▶ Exercise inputs
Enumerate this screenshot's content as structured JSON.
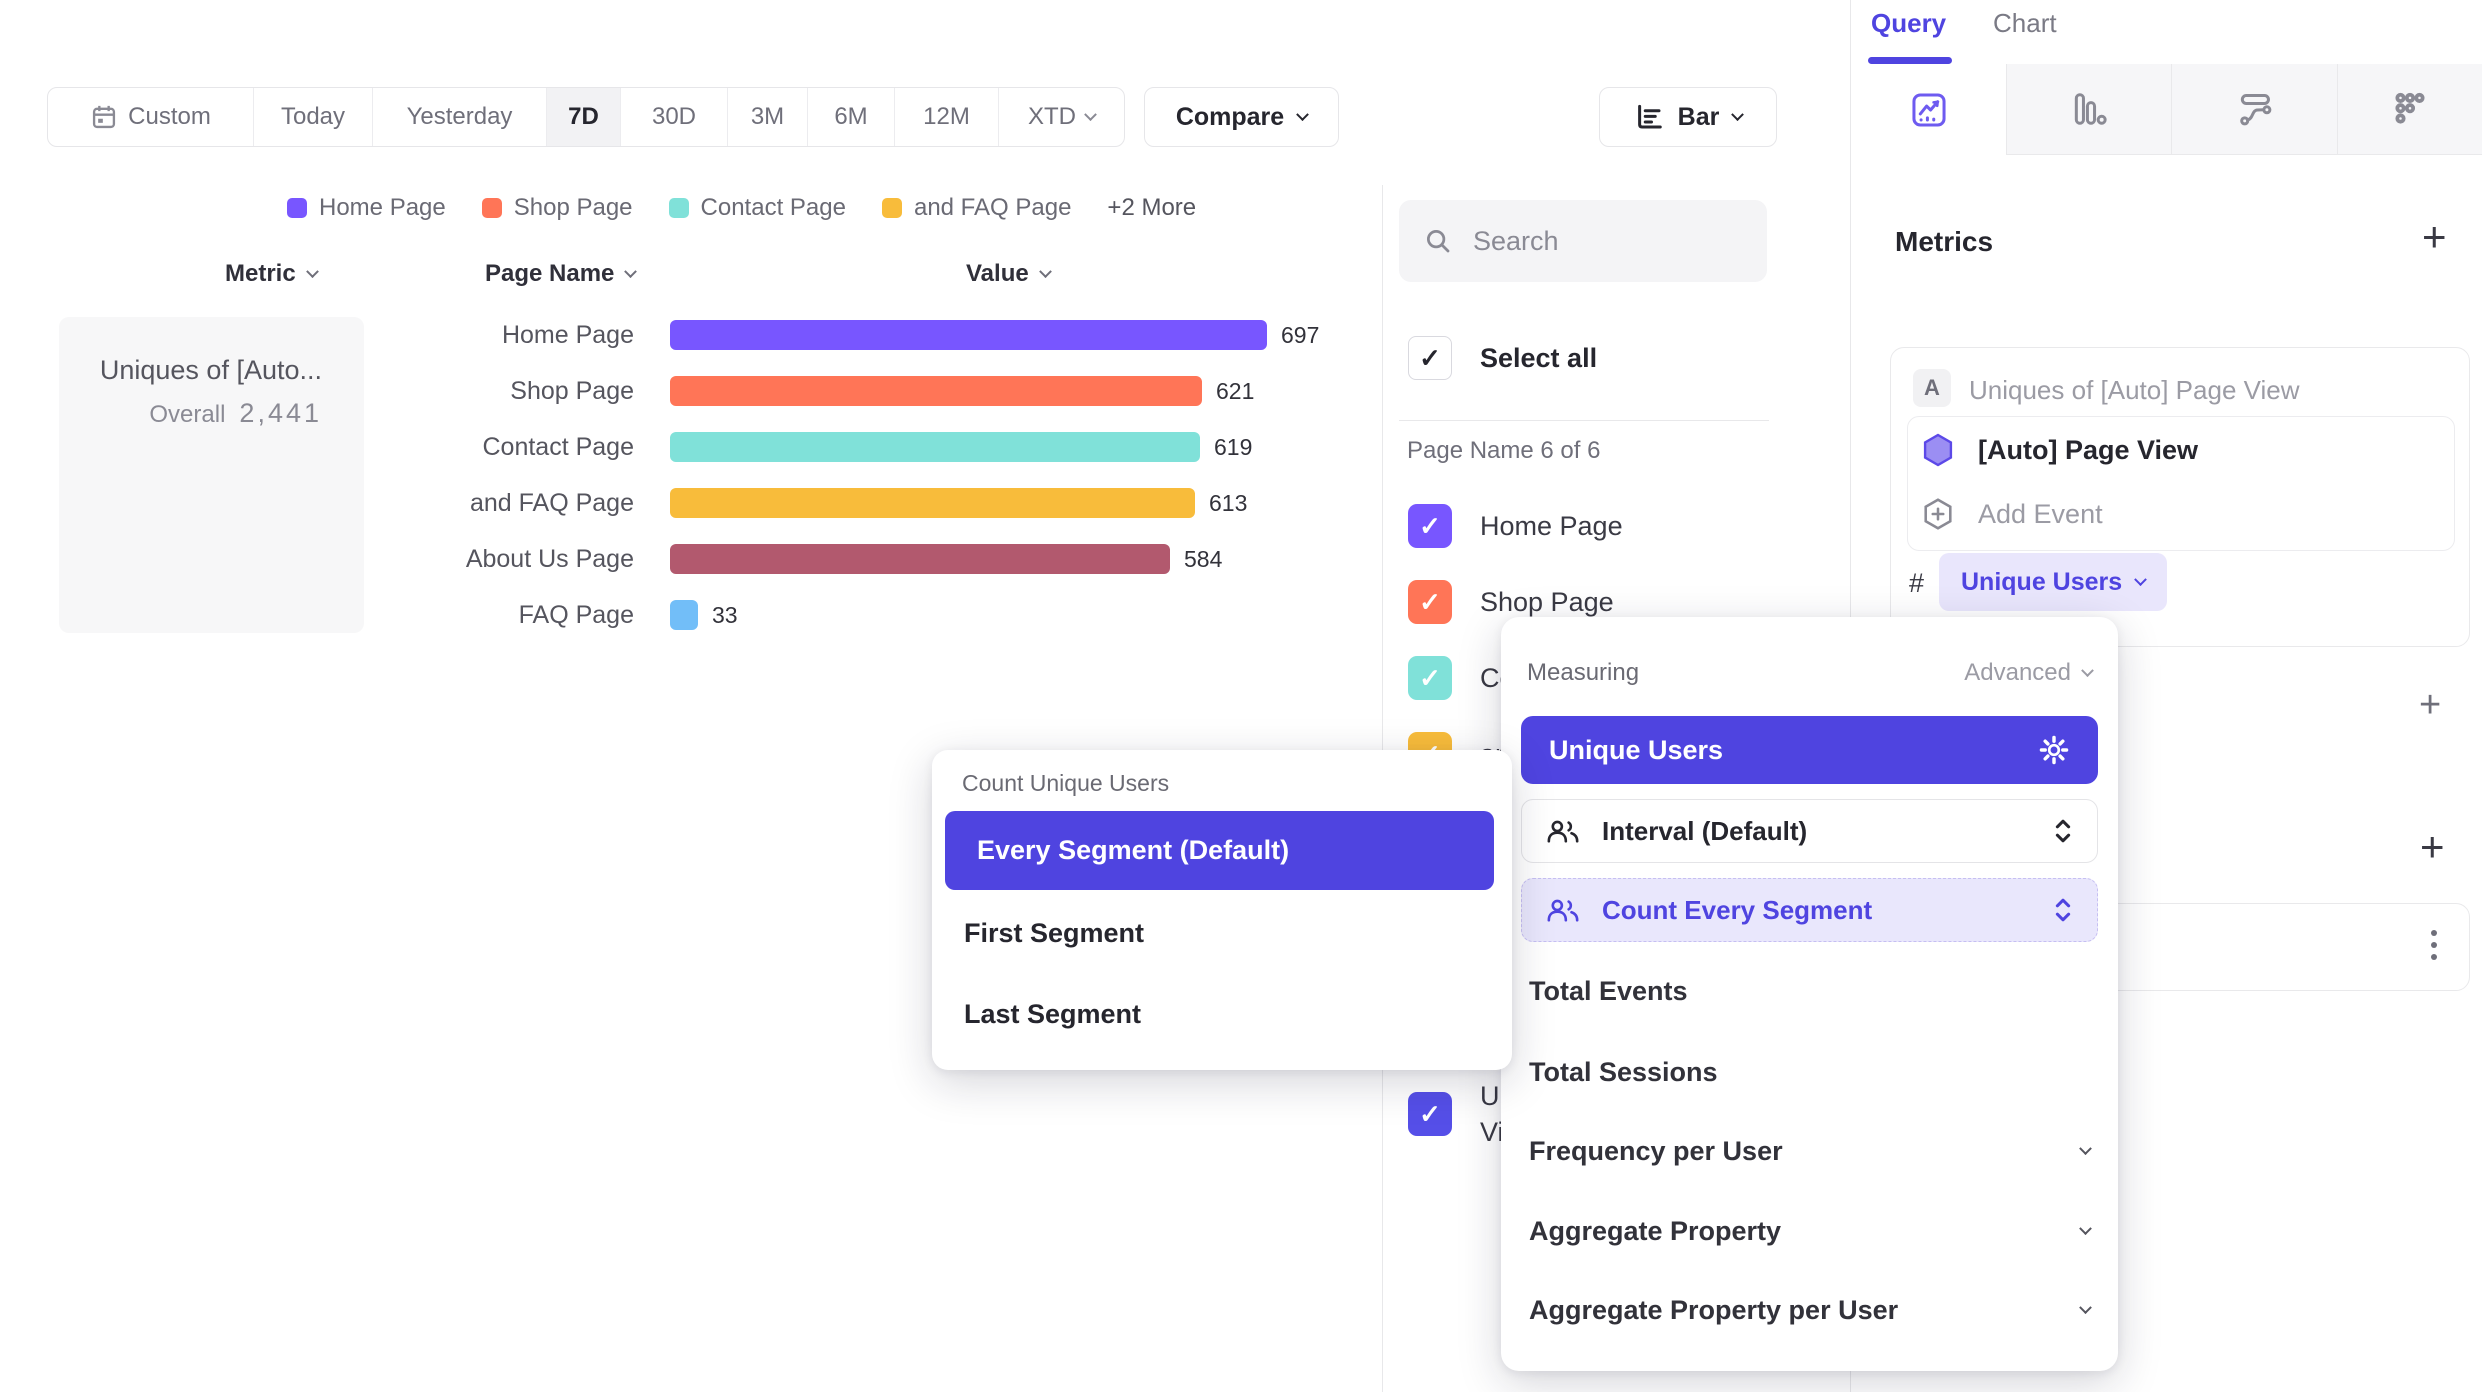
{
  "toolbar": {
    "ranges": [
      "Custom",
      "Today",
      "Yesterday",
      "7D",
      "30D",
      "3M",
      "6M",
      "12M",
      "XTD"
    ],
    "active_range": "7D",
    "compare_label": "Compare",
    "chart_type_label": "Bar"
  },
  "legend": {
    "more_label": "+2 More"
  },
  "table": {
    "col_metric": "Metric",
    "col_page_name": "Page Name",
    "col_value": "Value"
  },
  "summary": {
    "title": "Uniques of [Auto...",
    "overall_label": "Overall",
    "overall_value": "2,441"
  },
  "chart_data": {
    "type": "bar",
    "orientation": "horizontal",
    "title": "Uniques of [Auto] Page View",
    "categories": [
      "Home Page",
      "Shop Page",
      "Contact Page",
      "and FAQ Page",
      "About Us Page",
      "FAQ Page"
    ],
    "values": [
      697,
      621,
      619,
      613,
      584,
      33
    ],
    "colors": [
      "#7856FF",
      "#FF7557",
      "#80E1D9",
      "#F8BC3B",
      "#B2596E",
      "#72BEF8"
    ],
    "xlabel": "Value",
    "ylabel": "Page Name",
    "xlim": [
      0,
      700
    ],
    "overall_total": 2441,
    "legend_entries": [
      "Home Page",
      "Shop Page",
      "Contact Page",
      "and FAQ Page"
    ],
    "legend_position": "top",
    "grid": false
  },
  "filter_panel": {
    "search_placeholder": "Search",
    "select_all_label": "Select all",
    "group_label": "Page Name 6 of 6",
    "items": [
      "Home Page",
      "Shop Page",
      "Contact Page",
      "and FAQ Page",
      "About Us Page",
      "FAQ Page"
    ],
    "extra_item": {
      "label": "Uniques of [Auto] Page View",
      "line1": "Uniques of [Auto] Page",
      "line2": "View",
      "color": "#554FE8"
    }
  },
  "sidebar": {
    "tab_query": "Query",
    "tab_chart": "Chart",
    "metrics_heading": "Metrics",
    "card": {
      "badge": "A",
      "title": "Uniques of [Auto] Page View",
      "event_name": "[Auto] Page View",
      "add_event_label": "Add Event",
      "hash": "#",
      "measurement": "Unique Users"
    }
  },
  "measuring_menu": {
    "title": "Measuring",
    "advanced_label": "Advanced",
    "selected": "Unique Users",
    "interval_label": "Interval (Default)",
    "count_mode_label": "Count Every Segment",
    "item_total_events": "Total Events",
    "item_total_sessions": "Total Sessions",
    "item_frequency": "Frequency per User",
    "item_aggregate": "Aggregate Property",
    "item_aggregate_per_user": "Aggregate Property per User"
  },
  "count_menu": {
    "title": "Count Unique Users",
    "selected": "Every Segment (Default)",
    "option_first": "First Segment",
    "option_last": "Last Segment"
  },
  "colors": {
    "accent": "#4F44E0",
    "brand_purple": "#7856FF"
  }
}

▶ Brief
Look through the entries and find each line that has the string "Segment". Copy those lines.

▶ Response to this task
    "count_mode_label": "Count Every Segment",
    "selected": "Every Segment (Default)",
    "option_first": "First Segment",
    "option_last": "Last Segment"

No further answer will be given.